### Entries:
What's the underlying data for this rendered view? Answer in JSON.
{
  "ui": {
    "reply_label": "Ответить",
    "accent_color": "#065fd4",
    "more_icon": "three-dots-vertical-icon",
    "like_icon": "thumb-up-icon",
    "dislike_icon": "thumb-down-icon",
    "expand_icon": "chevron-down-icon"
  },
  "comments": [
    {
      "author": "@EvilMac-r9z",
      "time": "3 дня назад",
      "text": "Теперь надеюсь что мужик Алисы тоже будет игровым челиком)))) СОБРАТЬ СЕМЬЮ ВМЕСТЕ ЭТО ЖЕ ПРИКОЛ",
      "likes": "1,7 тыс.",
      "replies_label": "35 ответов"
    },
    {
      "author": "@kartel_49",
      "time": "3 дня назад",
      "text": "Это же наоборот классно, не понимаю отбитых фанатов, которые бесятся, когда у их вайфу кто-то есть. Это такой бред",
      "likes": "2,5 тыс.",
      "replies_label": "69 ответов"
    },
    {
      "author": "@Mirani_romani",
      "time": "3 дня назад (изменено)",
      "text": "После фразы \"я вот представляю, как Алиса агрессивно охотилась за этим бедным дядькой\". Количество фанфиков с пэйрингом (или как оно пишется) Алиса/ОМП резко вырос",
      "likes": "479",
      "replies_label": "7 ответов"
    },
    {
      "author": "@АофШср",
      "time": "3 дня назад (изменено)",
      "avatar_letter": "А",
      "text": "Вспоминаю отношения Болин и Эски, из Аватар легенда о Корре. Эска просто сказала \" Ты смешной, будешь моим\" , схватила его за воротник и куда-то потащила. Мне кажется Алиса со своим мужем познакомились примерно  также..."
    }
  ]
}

### Exercise objective:
Transcribe every record above exactly as it appears.

### Final answer:
What's the underlying data for this rendered view? Answer in JSON.
{
  "ui": {
    "reply_label": "Ответить",
    "accent_color": "#065fd4",
    "more_icon": "three-dots-vertical-icon",
    "like_icon": "thumb-up-icon",
    "dislike_icon": "thumb-down-icon",
    "expand_icon": "chevron-down-icon"
  },
  "comments": [
    {
      "author": "@EvilMac-r9z",
      "time": "3 дня назад",
      "text": "Теперь надеюсь что мужик Алисы тоже будет игровым челиком)))) СОБРАТЬ СЕМЬЮ ВМЕСТЕ ЭТО ЖЕ ПРИКОЛ",
      "likes": "1,7 тыс.",
      "replies_label": "35 ответов"
    },
    {
      "author": "@kartel_49",
      "time": "3 дня назад",
      "text": "Это же наоборот классно, не понимаю отбитых фанатов, которые бесятся, когда у их вайфу кто-то есть. Это такой бред",
      "likes": "2,5 тыс.",
      "replies_label": "69 ответов"
    },
    {
      "author": "@Mirani_romani",
      "time": "3 дня назад (изменено)",
      "text": "После фразы \"я вот представляю, как Алиса агрессивно охотилась за этим бедным дядькой\". Количество фанфиков с пэйрингом (или как оно пишется) Алиса/ОМП резко вырос",
      "likes": "479",
      "replies_label": "7 ответов"
    },
    {
      "author": "@АофШср",
      "time": "3 дня назад (изменено)",
      "avatar_letter": "А",
      "text": "Вспоминаю отношения Болин и Эски, из Аватар легенда о Корре. Эска просто сказала \" Ты смешной, будешь моим\" , схватила его за воротник и куда-то потащила. Мне кажется Алиса со своим мужем познакомились примерно  также..."
    }
  ]
}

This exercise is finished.